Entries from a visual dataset

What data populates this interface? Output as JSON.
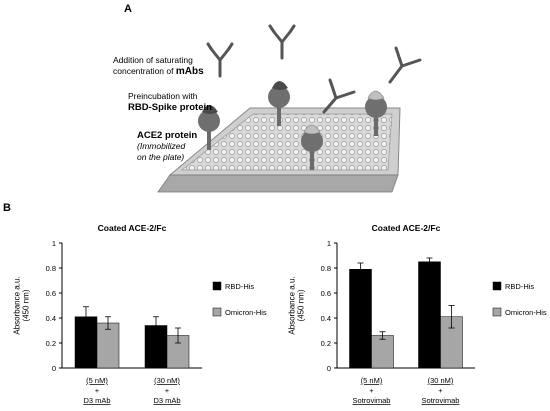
{
  "panel_a": {
    "letter": "A",
    "annotations": {
      "mabs_line1": "Addition of saturating",
      "mabs_line2_prefix": "concentration of ",
      "mabs_line2_bold": "mAbs",
      "rbd_line1": "Preincubation with",
      "rbd_line2": "RBD-Spike protein",
      "ace2_title": "ACE2 protein",
      "ace2_note1": "(Immobilized",
      "ace2_note2": "on the plate)"
    }
  },
  "panel_b": {
    "letter": "B"
  },
  "chart_data": [
    {
      "type": "bar",
      "title": "Coated ACE-2/Fc",
      "ylabel": "Absorbance a.u. (450 nm)",
      "ylim": [
        0,
        1
      ],
      "yticks": [
        "0",
        "0.2",
        "0.4",
        "0.6",
        "0.8",
        "1"
      ],
      "categories": [
        {
          "line1": "(5 nM)",
          "line2": "+",
          "line3": "D3 mAb"
        },
        {
          "line1": "(30 nM)",
          "line2": "+",
          "line3": "D3 mAb"
        }
      ],
      "series": [
        {
          "name": "RBD-His",
          "color": "#000000",
          "values": [
            0.41,
            0.34
          ],
          "errors": [
            0.08,
            0.07
          ]
        },
        {
          "name": "Omicron-His",
          "color": "#a6a6a6",
          "values": [
            0.36,
            0.26
          ],
          "errors": [
            0.05,
            0.06
          ]
        }
      ],
      "legend": "right"
    },
    {
      "type": "bar",
      "title": "Coated ACE-2/Fc",
      "ylabel": "Absorbance a.u. (450 nm)",
      "ylim": [
        0,
        1
      ],
      "yticks": [
        "0",
        "0.2",
        "0.4",
        "0.6",
        "0.8",
        "1"
      ],
      "categories": [
        {
          "line1": "(5 nM)",
          "line2": "+",
          "line3": "Sotrovimab"
        },
        {
          "line1": "(30 nM)",
          "line2": "+",
          "line3": "Sotrovimab"
        }
      ],
      "series": [
        {
          "name": "RBD-His",
          "color": "#000000",
          "values": [
            0.79,
            0.85
          ],
          "errors": [
            0.05,
            0.03
          ]
        },
        {
          "name": "Omicron-His",
          "color": "#a6a6a6",
          "values": [
            0.26,
            0.41
          ],
          "errors": [
            0.03,
            0.09
          ]
        }
      ],
      "legend": "right"
    }
  ]
}
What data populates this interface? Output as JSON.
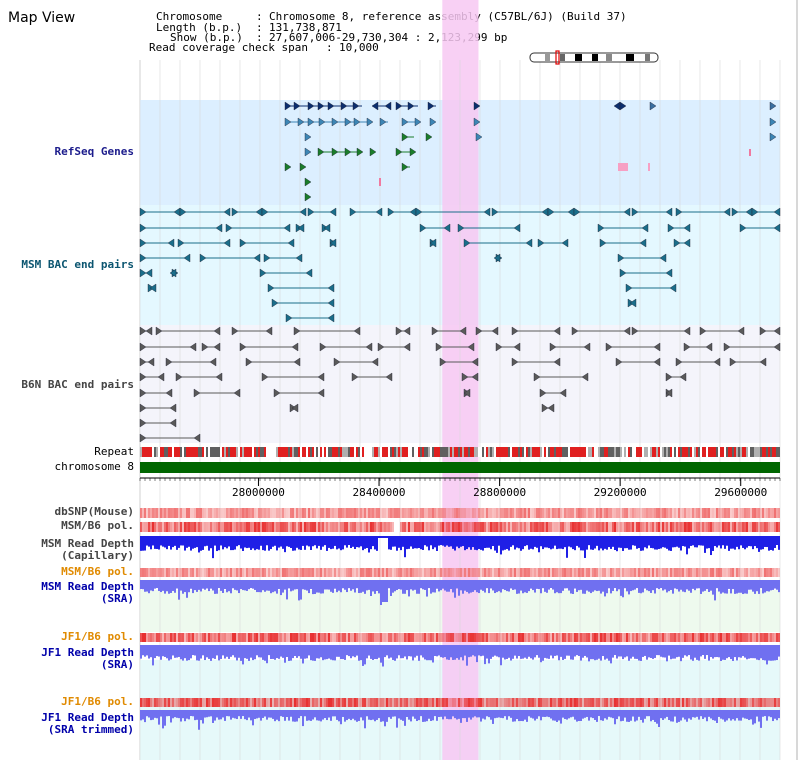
{
  "page": {
    "title": "Map View",
    "info": {
      "chromosome": {
        "key": "Chromosome",
        "value": "Chromosome 8, reference assembly (C57BL/6J) (Build 37)"
      },
      "length": {
        "key": "Length (b.p.)",
        "value": "131,738,871"
      },
      "show": {
        "key": "Show (b.p.)",
        "value": "27,607,006-29,730,304 : 2,123,299 bp"
      },
      "coverage": {
        "key": "Read coverage check span",
        "value": "10,000"
      }
    }
  },
  "tracks": {
    "refseq": "RefSeq Genes",
    "msm_bac": "MSM BAC end pairs",
    "b6n_bac": "B6N BAC end pairs",
    "repeat": "Repeat",
    "chromosome": "chromosome 8",
    "dbsnp": "dbSNP(Mouse)",
    "msm_b6_pol": "MSM/B6 pol.",
    "msm_depth_cap": [
      "MSM Read Depth",
      "(Capillary)"
    ],
    "msm_b6_pol2": "MSM/B6 pol.",
    "msm_depth_sra": [
      "MSM Read Depth",
      "(SRA)"
    ],
    "jf1_b6_pol": "JF1/B6 pol.",
    "jf1_depth_sra": [
      "JF1 Read Depth",
      "(SRA)"
    ],
    "jf1_b6_pol2": "JF1/B6 pol.",
    "jf1_depth_trim": [
      "JF1 Read Depth",
      "(SRA trimmed)"
    ]
  },
  "axis": {
    "start": 27607006,
    "end": 29730304,
    "ticks": [
      "28000000",
      "28400000",
      "28800000",
      "29200000",
      "29600000"
    ]
  },
  "highlight": {
    "start": 28610000,
    "end": 28730000,
    "color": "#f7c8f2"
  },
  "colors": {
    "refseq_bg": "#dcefff",
    "bac_bg": "#e4f8ff",
    "b6n_bg": "#f4f4fb",
    "chrom": "#006600",
    "snp": "#f07070",
    "pol": "#e83030",
    "depth_cap": "#1f1fe6",
    "depth_sra": "#7070f0",
    "label_navy": "#1c1c8c",
    "label_teal": "#0b5570",
    "label_grey": "#444444",
    "label_orange": "#e08a00",
    "label_blue": "#0000aa"
  }
}
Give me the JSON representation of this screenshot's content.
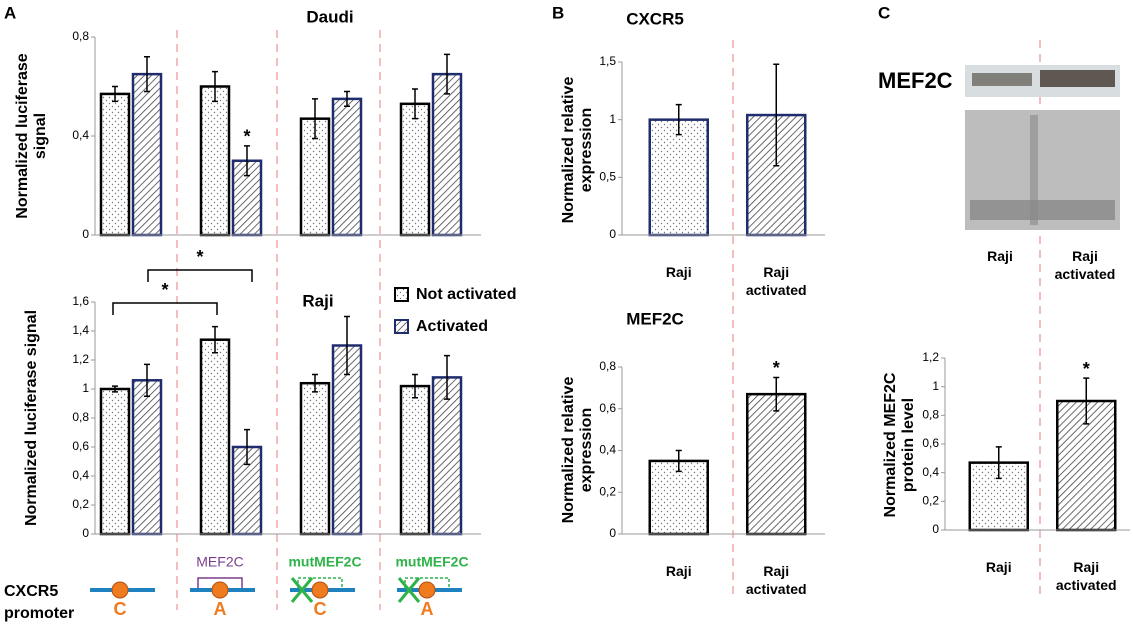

What the task requires
Please repeat every record exactly, leaving the pictures out.

Problem solution
What data populates this interface? Output as JSON.
{
  "panel_a": {
    "letter": "A",
    "annotations": {
      "mabs_line1": "Addition of saturating",
      "mabs_line2_prefix": "concentration of ",
      "mabs_line2_bold": "mAbs",
      "rbd_line1": "Preincubation with",
      "rbd_line2": "RBD-Spike protein",
      "ace2_title": "ACE2 protein",
      "ace2_note1": "(Immobilized",
      "ace2_note2": "on the plate)"
    }
  },
  "panel_b": {
    "letter": "B"
  },
  "chart_data": [
    {
      "type": "bar",
      "title": "Coated ACE-2/Fc",
      "ylabel": "Absorbance a.u. (450 nm)",
      "ylim": [
        0,
        1
      ],
      "yticks": [
        "0",
        "0.2",
        "0.4",
        "0.6",
        "0.8",
        "1"
      ],
      "categories": [
        {
          "line1": "(5 nM)",
          "line2": "+",
          "line3": "D3 mAb"
        },
        {
          "line1": "(30 nM)",
          "line2": "+",
          "line3": "D3 mAb"
        }
      ],
      "series": [
        {
          "name": "RBD-His",
          "color": "#000000",
          "values": [
            0.41,
            0.34
          ],
          "errors": [
            0.08,
            0.07
          ]
        },
        {
          "name": "Omicron-His",
          "color": "#a6a6a6",
          "values": [
            0.36,
            0.26
          ],
          "errors": [
            0.05,
            0.06
          ]
        }
      ],
      "legend": "right"
    },
    {
      "type": "bar",
      "title": "Coated ACE-2/Fc",
      "ylabel": "Absorbance a.u. (450 nm)",
      "ylim": [
        0,
        1
      ],
      "yticks": [
        "0",
        "0.2",
        "0.4",
        "0.6",
        "0.8",
        "1"
      ],
      "categories": [
        {
          "line1": "(5 nM)",
          "line2": "+",
          "line3": "Sotrovimab"
        },
        {
          "line1": "(30 nM)",
          "line2": "+",
          "line3": "Sotrovimab"
        }
      ],
      "series": [
        {
          "name": "RBD-His",
          "color": "#000000",
          "values": [
            0.79,
            0.85
          ],
          "errors": [
            0.05,
            0.03
          ]
        },
        {
          "name": "Omicron-His",
          "color": "#a6a6a6",
          "values": [
            0.26,
            0.41
          ],
          "errors": [
            0.03,
            0.09
          ]
        }
      ],
      "legend": "right"
    }
  ]
}
What data populates this interface? Output as JSON.
{
  "page": {
    "title": "Map View",
    "info": {
      "chromosome": {
        "key": "Chromosome",
        "value": "Chromosome 8, reference assembly (C57BL/6J) (Build 37)"
      },
      "length": {
        "key": "Length (b.p.)",
        "value": "131,738,871"
      },
      "show": {
        "key": "Show (b.p.)",
        "value": "27,607,006-29,730,304 : 2,123,299 bp"
      },
      "coverage": {
        "key": "Read coverage check span",
        "value": "10,000"
      }
    }
  },
  "tracks": {
    "refseq": "RefSeq Genes",
    "msm_bac": "MSM BAC end pairs",
    "b6n_bac": "B6N BAC end pairs",
    "repeat": "Repeat",
    "chromosome": "chromosome 8",
    "dbsnp": "dbSNP(Mouse)",
    "msm_b6_pol": "MSM/B6 pol.",
    "msm_depth_cap": [
      "MSM Read Depth",
      "(Capillary)"
    ],
    "msm_b6_pol2": "MSM/B6 pol.",
    "msm_depth_sra": [
      "MSM Read Depth",
      "(SRA)"
    ],
    "jf1_b6_pol": "JF1/B6 pol.",
    "jf1_depth_sra": [
      "JF1 Read Depth",
      "(SRA)"
    ],
    "jf1_b6_pol2": "JF1/B6 pol.",
    "jf1_depth_trim": [
      "JF1 Read Depth",
      "(SRA trimmed)"
    ]
  },
  "axis": {
    "start": 27607006,
    "end": 29730304,
    "ticks": [
      "28000000",
      "28400000",
      "28800000",
      "29200000",
      "29600000"
    ]
  },
  "highlight": {
    "start": 28610000,
    "end": 28730000,
    "color": "#f7c8f2"
  },
  "colors": {
    "refseq_bg": "#dcefff",
    "bac_bg": "#e4f8ff",
    "b6n_bg": "#f4f4fb",
    "chrom": "#006600",
    "snp": "#f07070",
    "pol": "#e83030",
    "depth_cap": "#1f1fe6",
    "depth_sra": "#7070f0",
    "label_navy": "#1c1c8c",
    "label_teal": "#0b5570",
    "label_grey": "#444444",
    "label_orange": "#e08a00",
    "label_blue": "#0000aa"
  }
}
Give me the JSON representation of this screenshot's content.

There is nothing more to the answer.